**TEXT TO READ**
## BEGIN
City of Glasgow Chorus: Christmas Cracker
Glasgow Royal Concert Hall, 21/12/25
City of Glasgow Chorus, City of Glasgow Concert Orchestra, Paul Keohone (conductor)
On the afternoon of Sunday 21st December in Glasgow’s Royal Concert Hall, The City of Glasgow Chorus teamed up with the City of Glasgow Concert Orchestra, under the direction of Paul Keohone, to present a ‘Christmas Cracker’, a basket of goodies for the festive season. The chorus numbers over 70 singers and performs from a wide repertoire. So far, it has been my pleasure to report on their performances of Verdi Requiem, Bach Magnificat & Vivaldi Gloria, and Haydn ‘Creation’, so for me ‘Christmas Cracker’ represented a different genre of their music-making to experience. The orchestra’s designation denotes a selection of musicians from the professional Scottish orchestras, including the BBC Scottish Symphony Orchestra, the Royal Scottish National Orchestra and the Orchestra of Scottish Opera, as well as some prominent freelancers, chosen (to match the requirements of the programme) by the supremely talented native of Kilmarnock, composer/arranger/singer/entertainer/organist Gordon Cree. As at least 4 of the programme items boasted orchestrations by Gordon, and the conductor Paul also hails from the same Ayrshire town, I suggest, as a subtitle for the ‘Christmas Cracker’ feast of goodies, not without a side order of tongue-in-cheek, “Killie Pie”. Turnout at the GRCH was very impressive – evidently Glasgow knew that whatever was on the menu, it would be cooked to perfection.
First out of the hamper was ‘Christmas Fantasy’, a medley of seasonal melodies by Gordon Langford, whom I associate with brilliant arrangements for the King’s Singers in the 1970s. Included were ‘It Came Upon the Midnight Clear’ (with a lovely a cappella bit), ‘In Dulci Jubilo’ (as a student of Latin in my youth, I will always wince at the mispronunciations inflicted on the scholarly ear by churchmen). ‘Unto us is born a son’, ‘Angels from the Realms of Glory’, ‘Ding Dong Merrily on High’ (stylish instrumental with great brass writing and the choir singing in the chorus only), ‘The First Noël’ with piano accompaniment only (the wonderful Lynda Cochrane dotting back and forth between the piano and celesta all afternoon), its climactic second verse interpolating ‘Gloria in Excelsis Deo’ in the brass before a big finish. After enthusiastic applause, Paul Keohone genially welcomed the audience and introduced the first of four (and a bit) audience participation numbers: ‘O Come all ye Faithful’. Each punter on entry had received two sheets of A4, one with the programme, the other a sheet of lyrics. My regular readers can predict what I am going to say next. Yes, the lights in the auditorium were dimmed. Now, whilst my infant nickname may have been ‘Owlie’, that was more a reference to wide-eyed wonder at the world, and never denoted being endowed with night vision. Enough said (or it would be if this issue ever got fixed).
## END
**EXERCISE REQUIREMENTS**
Carry on the Christmas Cracker concert review, starting right after its last sentence.

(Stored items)
## BEGIN
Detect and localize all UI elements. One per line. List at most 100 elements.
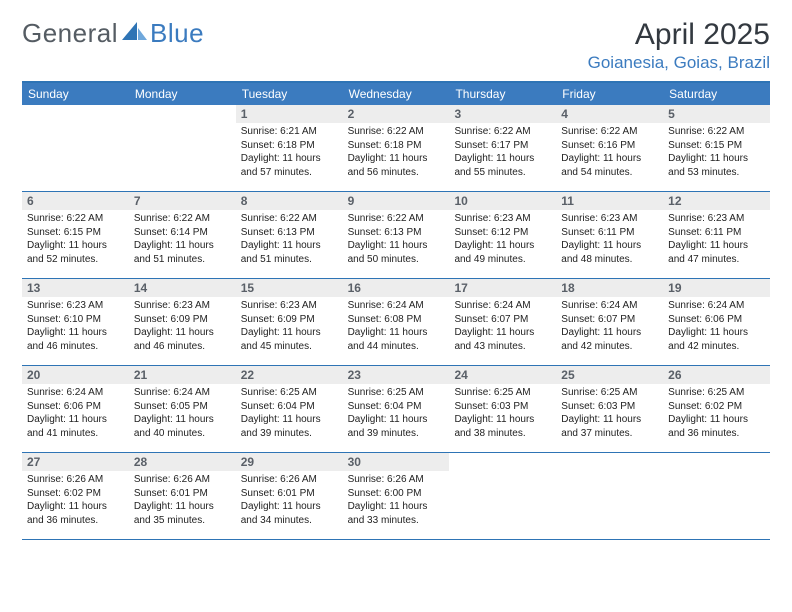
day-number: 2 (343, 105, 450, 123)
calendar-day-cell: 27Sunrise: 6:26 AMSunset: 6:02 PMDayligh… (22, 453, 129, 539)
brand-text-part2: Blue (150, 18, 204, 49)
calendar-day-cell (129, 105, 236, 191)
brand-text-part1: General (22, 18, 118, 49)
day-info: Sunrise: 6:25 AMSunset: 6:02 PMDaylight:… (663, 384, 770, 444)
day-info: Sunrise: 6:22 AMSunset: 6:13 PMDaylight:… (343, 210, 450, 270)
calendar-day-cell: 11Sunrise: 6:23 AMSunset: 6:11 PMDayligh… (556, 192, 663, 278)
day-number: 19 (663, 279, 770, 297)
title-block: April 2025 Goianesia, Goias, Brazil (588, 18, 770, 73)
weeks-container: 1Sunrise: 6:21 AMSunset: 6:18 PMDaylight… (22, 105, 770, 540)
day-number: 4 (556, 105, 663, 123)
day-info: Sunrise: 6:21 AMSunset: 6:18 PMDaylight:… (236, 123, 343, 183)
header: General Blue April 2025 Goianesia, Goias… (22, 18, 770, 73)
day-info: Sunrise: 6:24 AMSunset: 6:07 PMDaylight:… (449, 297, 556, 357)
calendar-week-row: 27Sunrise: 6:26 AMSunset: 6:02 PMDayligh… (22, 453, 770, 540)
day-number: 3 (449, 105, 556, 123)
day-info: Sunrise: 6:22 AMSunset: 6:16 PMDaylight:… (556, 123, 663, 183)
day-info: Sunrise: 6:22 AMSunset: 6:15 PMDaylight:… (22, 210, 129, 270)
calendar-day-cell: 7Sunrise: 6:22 AMSunset: 6:14 PMDaylight… (129, 192, 236, 278)
day-info: Sunrise: 6:25 AMSunset: 6:04 PMDaylight:… (236, 384, 343, 444)
day-info: Sunrise: 6:23 AMSunset: 6:11 PMDaylight:… (663, 210, 770, 270)
day-number: 30 (343, 453, 450, 471)
day-number: 5 (663, 105, 770, 123)
day-number: 14 (129, 279, 236, 297)
day-number: 18 (556, 279, 663, 297)
day-number: 7 (129, 192, 236, 210)
month-title: April 2025 (588, 18, 770, 51)
calendar-day-cell: 22Sunrise: 6:25 AMSunset: 6:04 PMDayligh… (236, 366, 343, 452)
day-number: 9 (343, 192, 450, 210)
day-number: 20 (22, 366, 129, 384)
calendar-day-cell: 17Sunrise: 6:24 AMSunset: 6:07 PMDayligh… (449, 279, 556, 365)
day-info: Sunrise: 6:24 AMSunset: 6:05 PMDaylight:… (129, 384, 236, 444)
day-number: 12 (663, 192, 770, 210)
day-info: Sunrise: 6:25 AMSunset: 6:03 PMDaylight:… (449, 384, 556, 444)
day-number: 11 (556, 192, 663, 210)
day-number: 15 (236, 279, 343, 297)
calendar-week-row: 20Sunrise: 6:24 AMSunset: 6:06 PMDayligh… (22, 366, 770, 453)
weekday-header: Sunday (22, 83, 129, 105)
calendar-day-cell: 6Sunrise: 6:22 AMSunset: 6:15 PMDaylight… (22, 192, 129, 278)
day-number: 28 (129, 453, 236, 471)
day-info: Sunrise: 6:24 AMSunset: 6:07 PMDaylight:… (556, 297, 663, 357)
day-info: Sunrise: 6:26 AMSunset: 6:00 PMDaylight:… (343, 471, 450, 531)
brand-sail-icon (122, 18, 148, 49)
day-number: 24 (449, 366, 556, 384)
calendar-day-cell: 14Sunrise: 6:23 AMSunset: 6:09 PMDayligh… (129, 279, 236, 365)
day-info: Sunrise: 6:25 AMSunset: 6:03 PMDaylight:… (556, 384, 663, 444)
day-number: 10 (449, 192, 556, 210)
day-info: Sunrise: 6:24 AMSunset: 6:08 PMDaylight:… (343, 297, 450, 357)
weekday-header: Monday (129, 83, 236, 105)
calendar-page: General Blue April 2025 Goianesia, Goias… (0, 0, 792, 612)
weekday-header: Thursday (449, 83, 556, 105)
day-info: Sunrise: 6:26 AMSunset: 6:01 PMDaylight:… (236, 471, 343, 531)
calendar-day-cell: 16Sunrise: 6:24 AMSunset: 6:08 PMDayligh… (343, 279, 450, 365)
calendar-day-cell: 8Sunrise: 6:22 AMSunset: 6:13 PMDaylight… (236, 192, 343, 278)
calendar-week-row: 6Sunrise: 6:22 AMSunset: 6:15 PMDaylight… (22, 192, 770, 279)
day-info: Sunrise: 6:26 AMSunset: 6:01 PMDaylight:… (129, 471, 236, 531)
calendar-day-cell: 19Sunrise: 6:24 AMSunset: 6:06 PMDayligh… (663, 279, 770, 365)
weekday-header: Friday (556, 83, 663, 105)
calendar-day-cell (449, 453, 556, 539)
calendar-day-cell: 15Sunrise: 6:23 AMSunset: 6:09 PMDayligh… (236, 279, 343, 365)
calendar-grid: Sunday Monday Tuesday Wednesday Thursday… (22, 81, 770, 540)
calendar-day-cell: 4Sunrise: 6:22 AMSunset: 6:16 PMDaylight… (556, 105, 663, 191)
calendar-day-cell: 21Sunrise: 6:24 AMSunset: 6:05 PMDayligh… (129, 366, 236, 452)
weekday-header: Tuesday (236, 83, 343, 105)
day-number: 21 (129, 366, 236, 384)
weekday-header: Saturday (663, 83, 770, 105)
day-number: 6 (22, 192, 129, 210)
day-info: Sunrise: 6:24 AMSunset: 6:06 PMDaylight:… (22, 384, 129, 444)
day-info: Sunrise: 6:24 AMSunset: 6:06 PMDaylight:… (663, 297, 770, 357)
day-info: Sunrise: 6:22 AMSunset: 6:13 PMDaylight:… (236, 210, 343, 270)
calendar-day-cell (663, 453, 770, 539)
day-number: 25 (556, 366, 663, 384)
calendar-day-cell: 10Sunrise: 6:23 AMSunset: 6:12 PMDayligh… (449, 192, 556, 278)
calendar-day-cell: 29Sunrise: 6:26 AMSunset: 6:01 PMDayligh… (236, 453, 343, 539)
calendar-day-cell: 24Sunrise: 6:25 AMSunset: 6:03 PMDayligh… (449, 366, 556, 452)
day-number: 27 (22, 453, 129, 471)
calendar-day-cell: 9Sunrise: 6:22 AMSunset: 6:13 PMDaylight… (343, 192, 450, 278)
location-subtitle: Goianesia, Goias, Brazil (588, 53, 770, 73)
day-number: 23 (343, 366, 450, 384)
weekday-header: Wednesday (343, 83, 450, 105)
calendar-day-cell: 13Sunrise: 6:23 AMSunset: 6:10 PMDayligh… (22, 279, 129, 365)
day-info: Sunrise: 6:26 AMSunset: 6:02 PMDaylight:… (22, 471, 129, 531)
calendar-day-cell (556, 453, 663, 539)
day-info: Sunrise: 6:25 AMSunset: 6:04 PMDaylight:… (343, 384, 450, 444)
day-info: Sunrise: 6:23 AMSunset: 6:11 PMDaylight:… (556, 210, 663, 270)
calendar-day-cell: 2Sunrise: 6:22 AMSunset: 6:18 PMDaylight… (343, 105, 450, 191)
calendar-day-cell (22, 105, 129, 191)
day-info: Sunrise: 6:22 AMSunset: 6:14 PMDaylight:… (129, 210, 236, 270)
calendar-day-cell: 18Sunrise: 6:24 AMSunset: 6:07 PMDayligh… (556, 279, 663, 365)
calendar-week-row: 1Sunrise: 6:21 AMSunset: 6:18 PMDaylight… (22, 105, 770, 192)
day-info: Sunrise: 6:22 AMSunset: 6:18 PMDaylight:… (343, 123, 450, 183)
day-info: Sunrise: 6:23 AMSunset: 6:09 PMDaylight:… (236, 297, 343, 357)
day-info: Sunrise: 6:23 AMSunset: 6:09 PMDaylight:… (129, 297, 236, 357)
day-number: 1 (236, 105, 343, 123)
day-number: 13 (22, 279, 129, 297)
day-number: 29 (236, 453, 343, 471)
day-info: Sunrise: 6:22 AMSunset: 6:15 PMDaylight:… (663, 123, 770, 183)
day-number: 16 (343, 279, 450, 297)
calendar-day-cell: 20Sunrise: 6:24 AMSunset: 6:06 PMDayligh… (22, 366, 129, 452)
## END
**RESULT FOR THIS TASK**
Mac Huff’s wonderful arrangement of Adolphe Adam’s ‘O Holy Night’ was next. After a brief introductory reference to the melody of ‘Silent Night’, the arrangement is a very lovely lilting sicilienne and it received a charming outing. It was followed by the first Gordon Cree arrangement of the afternoon, ‘Mary’s Boy Child’, featuring nice answering between the choral parts, little oblique quotes from ‘O Holy Night’ and the imaginative use of piccolo and celesta in the orchestral texture. Lovely. Introducing the first fully a cappella number of the programme. Paul Keohone mentioned that this is his 4th year as Music Director of the chorus and “they just get better and better”, adding that he hoped so, as the next item would test them. David Willcocks’ arrangement of ‘Tomorrow Shall be my Dancing Day’ was delightful, a smidgeon of downward drift in the pitch of the sopranos entirely inconsequential and ignorable.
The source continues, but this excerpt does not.